# Prompt
Every line of the material below must be repeated exactly.

# Extracted information

-- Begin --

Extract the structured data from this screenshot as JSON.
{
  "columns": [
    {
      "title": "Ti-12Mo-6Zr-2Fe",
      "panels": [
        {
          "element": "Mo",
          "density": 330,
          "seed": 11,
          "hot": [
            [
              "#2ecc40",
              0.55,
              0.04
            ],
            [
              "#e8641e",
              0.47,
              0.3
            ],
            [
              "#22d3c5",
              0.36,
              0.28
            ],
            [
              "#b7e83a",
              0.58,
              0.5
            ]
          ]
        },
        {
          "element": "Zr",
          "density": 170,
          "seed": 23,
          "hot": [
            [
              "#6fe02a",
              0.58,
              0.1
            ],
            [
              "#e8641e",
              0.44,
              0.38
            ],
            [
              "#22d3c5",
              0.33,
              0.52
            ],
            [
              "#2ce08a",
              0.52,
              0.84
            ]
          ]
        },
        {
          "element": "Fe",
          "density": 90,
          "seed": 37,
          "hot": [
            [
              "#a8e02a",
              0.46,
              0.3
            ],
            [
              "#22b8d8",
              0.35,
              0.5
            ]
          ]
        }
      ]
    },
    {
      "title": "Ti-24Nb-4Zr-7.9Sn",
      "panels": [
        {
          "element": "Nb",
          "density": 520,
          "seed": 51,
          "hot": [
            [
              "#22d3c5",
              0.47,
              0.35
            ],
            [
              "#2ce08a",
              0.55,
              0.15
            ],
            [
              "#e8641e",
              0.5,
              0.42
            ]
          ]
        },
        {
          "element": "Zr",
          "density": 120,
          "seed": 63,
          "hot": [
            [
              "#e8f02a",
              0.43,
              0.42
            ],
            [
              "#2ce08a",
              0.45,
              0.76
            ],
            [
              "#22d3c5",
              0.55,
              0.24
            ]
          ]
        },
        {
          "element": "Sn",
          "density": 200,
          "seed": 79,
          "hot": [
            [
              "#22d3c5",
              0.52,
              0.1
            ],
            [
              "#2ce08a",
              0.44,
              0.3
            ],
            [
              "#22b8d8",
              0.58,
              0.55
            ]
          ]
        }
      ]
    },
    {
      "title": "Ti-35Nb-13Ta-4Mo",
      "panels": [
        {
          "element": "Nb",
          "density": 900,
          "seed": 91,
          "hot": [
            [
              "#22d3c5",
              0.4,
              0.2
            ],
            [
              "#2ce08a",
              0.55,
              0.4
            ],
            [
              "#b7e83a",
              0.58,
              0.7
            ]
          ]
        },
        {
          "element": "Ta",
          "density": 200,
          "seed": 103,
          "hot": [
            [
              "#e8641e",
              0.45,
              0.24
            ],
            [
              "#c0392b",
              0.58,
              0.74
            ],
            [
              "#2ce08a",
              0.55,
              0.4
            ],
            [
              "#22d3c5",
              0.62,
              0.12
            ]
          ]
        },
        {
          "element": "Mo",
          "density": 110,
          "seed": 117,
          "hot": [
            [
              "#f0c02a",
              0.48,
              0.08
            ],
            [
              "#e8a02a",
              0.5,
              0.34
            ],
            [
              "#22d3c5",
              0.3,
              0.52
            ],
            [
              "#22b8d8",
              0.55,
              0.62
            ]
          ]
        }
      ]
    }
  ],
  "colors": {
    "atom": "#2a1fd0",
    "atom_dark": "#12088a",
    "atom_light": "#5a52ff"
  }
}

-- End --

# Output
Extract the structured data from this screenshot as JSON.
{
  "columns": [
    {
      "title": "Ti-12Mo-6Zr-2Fe",
      "panels": [
        {
          "element": "Mo",
          "density": 330,
          "seed": 11,
          "hot": [
            [
              "#2ecc40",
              0.55,
              0.04
            ],
            [
              "#e8641e",
              0.47,
              0.3
            ],
            [
              "#22d3c5",
              0.36,
              0.28
            ],
            [
              "#b7e83a",
              0.58,
              0.5
            ]
          ]
        },
        {
          "element": "Zr",
          "density": 170,
          "seed": 23,
          "hot": [
            [
              "#6fe02a",
              0.58,
              0.1
            ],
            [
              "#e8641e",
              0.44,
              0.38
            ],
            [
              "#22d3c5",
              0.33,
              0.52
            ],
            [
              "#2ce08a",
              0.52,
              0.84
            ]
          ]
        },
        {
          "element": "Fe",
          "density": 90,
          "seed": 37,
          "hot": [
            [
              "#a8e02a",
              0.46,
              0.3
            ],
            [
              "#22b8d8",
              0.35,
              0.5
            ]
          ]
        }
      ]
    },
    {
      "title": "Ti-24Nb-4Zr-7.9Sn",
      "panels": [
        {
          "element": "Nb",
          "density": 520,
          "seed": 51,
          "hot": [
            [
              "#22d3c5",
              0.47,
              0.35
            ],
            [
              "#2ce08a",
              0.55,
              0.15
            ],
            [
              "#e8641e",
              0.5,
              0.42
            ]
          ]
        },
        {
          "element": "Zr",
          "density": 120,
          "seed": 63,
          "hot": [
            [
              "#e8f02a",
              0.43,
              0.42
            ],
            [
              "#2ce08a",
              0.45,
              0.76
            ],
            [
              "#22d3c5",
              0.55,
              0.24
            ]
          ]
        },
        {
          "element": "Sn",
          "density": 200,
          "seed": 79,
          "hot": [
            [
              "#22d3c5",
              0.52,
              0.1
            ],
            [
              "#2ce08a",
              0.44,
              0.3
            ],
            [
              "#22b8d8",
              0.58,
              0.55
            ]
          ]
        }
      ]
    },
    {
      "title": "Ti-35Nb-13Ta-4Mo",
      "panels": [
        {
          "element": "Nb",
          "density": 900,
          "seed": 91,
          "hot": [
            [
              "#22d3c5",
              0.4,
              0.2
            ],
            [
              "#2ce08a",
              0.55,
              0.4
            ],
            [
              "#b7e83a",
              0.58,
              0.7
            ]
          ]
        },
        {
          "element": "Ta",
          "density": 200,
          "seed": 103,
          "hot": [
            [
              "#e8641e",
              0.45,
              0.24
            ],
            [
              "#c0392b",
              0.58,
              0.74
            ],
            [
              "#2ce08a",
              0.55,
              0.4
            ],
            [
              "#22d3c5",
              0.62,
              0.12
            ]
          ]
        },
        {
          "element": "Mo",
          "density": 110,
          "seed": 117,
          "hot": [
            [
              "#f0c02a",
              0.48,
              0.08
            ],
            [
              "#e8a02a",
              0.5,
              0.34
            ],
            [
              "#22d3c5",
              0.3,
              0.52
            ],
            [
              "#22b8d8",
              0.55,
              0.62
            ]
          ]
        }
      ]
    }
  ],
  "colors": {
    "atom": "#2a1fd0",
    "atom_dark": "#12088a",
    "atom_light": "#5a52ff"
  }
}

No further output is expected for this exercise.